> [Stored records]
- - - - -

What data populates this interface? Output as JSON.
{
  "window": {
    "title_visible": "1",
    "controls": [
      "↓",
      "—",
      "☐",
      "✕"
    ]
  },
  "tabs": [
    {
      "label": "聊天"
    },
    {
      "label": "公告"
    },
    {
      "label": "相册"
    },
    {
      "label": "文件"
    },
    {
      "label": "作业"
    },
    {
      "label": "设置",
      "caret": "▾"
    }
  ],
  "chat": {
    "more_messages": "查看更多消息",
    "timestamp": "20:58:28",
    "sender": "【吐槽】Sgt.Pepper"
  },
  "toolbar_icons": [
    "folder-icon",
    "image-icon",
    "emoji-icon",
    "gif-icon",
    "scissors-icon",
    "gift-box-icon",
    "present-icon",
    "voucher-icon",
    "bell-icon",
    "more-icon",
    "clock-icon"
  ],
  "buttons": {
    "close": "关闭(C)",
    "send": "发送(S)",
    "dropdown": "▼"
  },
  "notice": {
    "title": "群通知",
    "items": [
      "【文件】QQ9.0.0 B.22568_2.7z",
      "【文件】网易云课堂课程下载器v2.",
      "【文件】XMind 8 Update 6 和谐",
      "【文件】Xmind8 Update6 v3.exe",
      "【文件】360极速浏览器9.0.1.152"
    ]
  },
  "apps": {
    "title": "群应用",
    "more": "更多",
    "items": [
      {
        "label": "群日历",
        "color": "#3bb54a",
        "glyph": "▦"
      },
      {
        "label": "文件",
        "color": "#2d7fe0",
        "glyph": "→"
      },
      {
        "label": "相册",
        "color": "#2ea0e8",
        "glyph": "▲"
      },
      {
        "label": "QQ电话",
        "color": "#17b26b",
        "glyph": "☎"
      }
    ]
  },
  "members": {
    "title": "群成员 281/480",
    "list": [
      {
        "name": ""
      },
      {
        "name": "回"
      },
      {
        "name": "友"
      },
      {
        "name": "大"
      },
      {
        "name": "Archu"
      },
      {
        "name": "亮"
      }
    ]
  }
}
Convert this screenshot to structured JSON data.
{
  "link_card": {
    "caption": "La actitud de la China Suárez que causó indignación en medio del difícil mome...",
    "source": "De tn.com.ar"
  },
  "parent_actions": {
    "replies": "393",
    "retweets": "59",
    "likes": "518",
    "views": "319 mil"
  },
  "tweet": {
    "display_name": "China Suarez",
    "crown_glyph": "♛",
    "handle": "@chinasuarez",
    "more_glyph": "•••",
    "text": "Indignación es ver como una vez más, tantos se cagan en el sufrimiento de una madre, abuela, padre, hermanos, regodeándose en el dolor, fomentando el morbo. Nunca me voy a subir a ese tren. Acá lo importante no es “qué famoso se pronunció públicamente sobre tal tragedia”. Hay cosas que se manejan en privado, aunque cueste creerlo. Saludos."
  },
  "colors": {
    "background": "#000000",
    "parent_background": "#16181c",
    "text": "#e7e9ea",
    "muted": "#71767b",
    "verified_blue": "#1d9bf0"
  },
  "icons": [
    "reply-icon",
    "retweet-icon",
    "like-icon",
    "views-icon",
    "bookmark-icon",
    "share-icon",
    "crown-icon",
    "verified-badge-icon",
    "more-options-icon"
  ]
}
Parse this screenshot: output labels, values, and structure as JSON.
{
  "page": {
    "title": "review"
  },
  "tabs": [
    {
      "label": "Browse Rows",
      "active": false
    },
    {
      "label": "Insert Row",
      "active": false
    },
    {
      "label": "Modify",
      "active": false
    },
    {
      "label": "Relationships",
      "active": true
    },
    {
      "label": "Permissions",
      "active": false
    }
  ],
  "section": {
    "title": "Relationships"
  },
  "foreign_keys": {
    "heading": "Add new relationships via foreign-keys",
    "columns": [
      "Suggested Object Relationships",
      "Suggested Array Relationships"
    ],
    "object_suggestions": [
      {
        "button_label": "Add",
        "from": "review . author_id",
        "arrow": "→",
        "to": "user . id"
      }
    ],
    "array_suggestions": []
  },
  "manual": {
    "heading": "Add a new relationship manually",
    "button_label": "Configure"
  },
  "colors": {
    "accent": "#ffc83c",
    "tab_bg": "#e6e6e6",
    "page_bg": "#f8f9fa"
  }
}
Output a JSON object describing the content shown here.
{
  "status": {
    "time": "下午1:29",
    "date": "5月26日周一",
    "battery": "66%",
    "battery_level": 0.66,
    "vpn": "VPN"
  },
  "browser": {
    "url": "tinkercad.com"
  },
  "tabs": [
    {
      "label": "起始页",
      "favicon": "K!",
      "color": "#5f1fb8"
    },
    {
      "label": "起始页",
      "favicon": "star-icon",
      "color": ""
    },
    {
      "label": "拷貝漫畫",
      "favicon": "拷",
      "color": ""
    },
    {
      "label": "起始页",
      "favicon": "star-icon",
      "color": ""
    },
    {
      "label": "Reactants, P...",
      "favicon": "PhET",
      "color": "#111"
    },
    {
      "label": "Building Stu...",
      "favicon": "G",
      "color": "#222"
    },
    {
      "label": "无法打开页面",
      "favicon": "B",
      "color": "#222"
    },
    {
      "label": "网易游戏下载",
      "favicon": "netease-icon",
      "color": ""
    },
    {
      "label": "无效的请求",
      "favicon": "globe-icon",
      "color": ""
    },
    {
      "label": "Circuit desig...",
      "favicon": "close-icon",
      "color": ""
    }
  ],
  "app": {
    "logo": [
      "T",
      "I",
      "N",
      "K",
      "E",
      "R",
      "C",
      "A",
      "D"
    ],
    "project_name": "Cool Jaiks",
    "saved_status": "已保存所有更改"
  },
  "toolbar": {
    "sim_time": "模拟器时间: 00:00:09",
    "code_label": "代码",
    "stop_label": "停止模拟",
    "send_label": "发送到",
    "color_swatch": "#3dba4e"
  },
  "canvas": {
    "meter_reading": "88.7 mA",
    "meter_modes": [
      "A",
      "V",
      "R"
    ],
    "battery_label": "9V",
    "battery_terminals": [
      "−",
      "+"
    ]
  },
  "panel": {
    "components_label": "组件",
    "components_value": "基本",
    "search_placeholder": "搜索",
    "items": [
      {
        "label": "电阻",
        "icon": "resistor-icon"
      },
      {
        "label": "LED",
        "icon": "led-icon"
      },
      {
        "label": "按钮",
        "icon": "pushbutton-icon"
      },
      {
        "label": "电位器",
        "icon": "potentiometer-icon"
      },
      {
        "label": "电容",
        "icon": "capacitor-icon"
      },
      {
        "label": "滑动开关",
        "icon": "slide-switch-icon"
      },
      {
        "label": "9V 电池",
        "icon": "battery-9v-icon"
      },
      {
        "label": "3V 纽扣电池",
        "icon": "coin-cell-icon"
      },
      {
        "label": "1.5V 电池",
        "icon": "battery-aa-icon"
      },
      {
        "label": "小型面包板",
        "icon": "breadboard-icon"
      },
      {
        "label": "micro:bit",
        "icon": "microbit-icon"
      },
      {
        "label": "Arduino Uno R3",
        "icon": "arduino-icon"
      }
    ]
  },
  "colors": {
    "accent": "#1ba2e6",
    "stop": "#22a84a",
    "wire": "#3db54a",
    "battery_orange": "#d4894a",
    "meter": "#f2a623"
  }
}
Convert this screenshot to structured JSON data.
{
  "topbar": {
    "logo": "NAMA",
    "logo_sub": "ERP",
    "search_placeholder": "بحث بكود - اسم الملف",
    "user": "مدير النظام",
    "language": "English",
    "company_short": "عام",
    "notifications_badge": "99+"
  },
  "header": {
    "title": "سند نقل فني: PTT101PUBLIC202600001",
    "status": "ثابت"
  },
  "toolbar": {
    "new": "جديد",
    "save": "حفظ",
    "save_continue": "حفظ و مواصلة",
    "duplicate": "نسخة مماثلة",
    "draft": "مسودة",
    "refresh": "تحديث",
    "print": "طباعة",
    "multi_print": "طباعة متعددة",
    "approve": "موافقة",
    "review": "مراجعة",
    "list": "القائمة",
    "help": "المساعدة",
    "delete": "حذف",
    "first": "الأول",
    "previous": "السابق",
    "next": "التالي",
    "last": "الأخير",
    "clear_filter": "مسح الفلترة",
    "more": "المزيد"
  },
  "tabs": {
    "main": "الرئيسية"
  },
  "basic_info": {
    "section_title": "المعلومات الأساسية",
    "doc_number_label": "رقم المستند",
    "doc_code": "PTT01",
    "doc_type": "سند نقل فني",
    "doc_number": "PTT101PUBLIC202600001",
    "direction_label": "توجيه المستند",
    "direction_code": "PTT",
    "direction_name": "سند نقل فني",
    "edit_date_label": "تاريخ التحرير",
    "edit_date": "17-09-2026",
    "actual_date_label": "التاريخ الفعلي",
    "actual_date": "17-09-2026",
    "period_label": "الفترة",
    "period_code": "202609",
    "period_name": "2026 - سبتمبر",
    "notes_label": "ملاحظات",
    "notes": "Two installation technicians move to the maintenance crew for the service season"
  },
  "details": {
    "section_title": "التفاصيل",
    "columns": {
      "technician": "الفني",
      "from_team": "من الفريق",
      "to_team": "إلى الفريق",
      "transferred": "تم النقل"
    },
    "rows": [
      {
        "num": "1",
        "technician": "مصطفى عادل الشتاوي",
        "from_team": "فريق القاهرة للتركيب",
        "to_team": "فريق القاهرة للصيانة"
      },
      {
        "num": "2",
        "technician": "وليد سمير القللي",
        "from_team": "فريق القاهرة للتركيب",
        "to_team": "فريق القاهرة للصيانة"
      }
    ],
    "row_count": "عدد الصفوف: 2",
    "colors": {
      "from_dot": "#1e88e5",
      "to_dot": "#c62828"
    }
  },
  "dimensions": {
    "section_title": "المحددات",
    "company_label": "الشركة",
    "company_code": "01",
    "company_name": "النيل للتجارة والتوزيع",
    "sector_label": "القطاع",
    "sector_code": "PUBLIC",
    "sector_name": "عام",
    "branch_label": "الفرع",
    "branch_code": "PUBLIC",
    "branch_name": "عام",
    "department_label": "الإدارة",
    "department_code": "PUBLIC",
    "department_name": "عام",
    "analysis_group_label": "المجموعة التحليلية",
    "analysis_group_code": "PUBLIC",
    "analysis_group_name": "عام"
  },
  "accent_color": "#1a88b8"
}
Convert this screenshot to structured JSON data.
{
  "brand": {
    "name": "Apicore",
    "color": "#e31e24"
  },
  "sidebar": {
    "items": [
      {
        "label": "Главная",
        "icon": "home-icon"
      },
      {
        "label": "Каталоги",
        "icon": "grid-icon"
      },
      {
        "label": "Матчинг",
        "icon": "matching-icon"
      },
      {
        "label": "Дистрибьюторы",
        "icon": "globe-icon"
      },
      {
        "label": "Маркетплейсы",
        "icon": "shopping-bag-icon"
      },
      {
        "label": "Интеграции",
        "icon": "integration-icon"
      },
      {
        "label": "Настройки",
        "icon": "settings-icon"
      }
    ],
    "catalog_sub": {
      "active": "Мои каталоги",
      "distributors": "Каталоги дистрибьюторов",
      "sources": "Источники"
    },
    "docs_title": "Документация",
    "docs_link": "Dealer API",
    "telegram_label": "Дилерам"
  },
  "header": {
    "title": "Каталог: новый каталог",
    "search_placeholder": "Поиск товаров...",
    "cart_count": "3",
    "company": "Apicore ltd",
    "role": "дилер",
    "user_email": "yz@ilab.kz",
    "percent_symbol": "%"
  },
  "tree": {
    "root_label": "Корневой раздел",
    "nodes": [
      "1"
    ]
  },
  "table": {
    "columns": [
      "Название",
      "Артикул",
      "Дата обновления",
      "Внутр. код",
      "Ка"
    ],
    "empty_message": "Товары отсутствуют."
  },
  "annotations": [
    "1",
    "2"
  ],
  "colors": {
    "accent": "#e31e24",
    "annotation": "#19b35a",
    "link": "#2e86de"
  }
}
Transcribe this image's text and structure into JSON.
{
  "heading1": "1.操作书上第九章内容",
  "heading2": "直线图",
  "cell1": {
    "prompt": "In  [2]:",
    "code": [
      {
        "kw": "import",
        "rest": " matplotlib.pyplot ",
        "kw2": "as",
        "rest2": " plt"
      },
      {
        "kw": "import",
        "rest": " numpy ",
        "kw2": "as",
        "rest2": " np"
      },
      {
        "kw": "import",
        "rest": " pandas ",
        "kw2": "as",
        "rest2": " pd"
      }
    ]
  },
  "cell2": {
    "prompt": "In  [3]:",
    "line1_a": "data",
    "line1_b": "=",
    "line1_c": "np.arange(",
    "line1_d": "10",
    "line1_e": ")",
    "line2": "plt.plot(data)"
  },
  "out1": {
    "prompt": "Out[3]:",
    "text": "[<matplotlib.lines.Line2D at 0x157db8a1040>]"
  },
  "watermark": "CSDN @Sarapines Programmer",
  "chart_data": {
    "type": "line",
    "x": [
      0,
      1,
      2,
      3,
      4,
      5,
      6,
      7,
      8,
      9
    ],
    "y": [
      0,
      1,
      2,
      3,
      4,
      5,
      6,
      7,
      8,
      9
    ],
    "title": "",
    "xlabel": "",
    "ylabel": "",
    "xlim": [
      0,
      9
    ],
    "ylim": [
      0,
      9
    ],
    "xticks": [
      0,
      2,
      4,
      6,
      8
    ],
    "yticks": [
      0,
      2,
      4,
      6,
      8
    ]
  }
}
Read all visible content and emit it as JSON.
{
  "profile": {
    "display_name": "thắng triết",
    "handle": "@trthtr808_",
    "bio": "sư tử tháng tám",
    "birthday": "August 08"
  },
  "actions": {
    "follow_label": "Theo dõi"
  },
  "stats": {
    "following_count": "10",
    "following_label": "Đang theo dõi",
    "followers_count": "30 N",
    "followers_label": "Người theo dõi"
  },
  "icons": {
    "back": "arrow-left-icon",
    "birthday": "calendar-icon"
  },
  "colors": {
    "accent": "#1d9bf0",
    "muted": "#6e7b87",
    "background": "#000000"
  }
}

- - - - -

> [Written request] Take every line from the one containing "Read all visible content and emit it as JSON." to the end of the listing and output it exactly, with nothing else.

> [Expected answer]
Read all visible content and emit it as JSON.
{
  "profile": {
    "display_name": "thắng triết",
    "handle": "@trthtr808_",
    "bio": "sư tử tháng tám",
    "birthday": "August 08"
  },
  "actions": {
    "follow_label": "Theo dõi"
  },
  "stats": {
    "following_count": "10",
    "following_label": "Đang theo dõi",
    "followers_count": "30 N",
    "followers_label": "Người theo dõi"
  },
  "icons": {
    "back": "arrow-left-icon",
    "birthday": "calendar-icon"
  },
  "colors": {
    "accent": "#1d9bf0",
    "muted": "#6e7b87",
    "background": "#000000"
  }
}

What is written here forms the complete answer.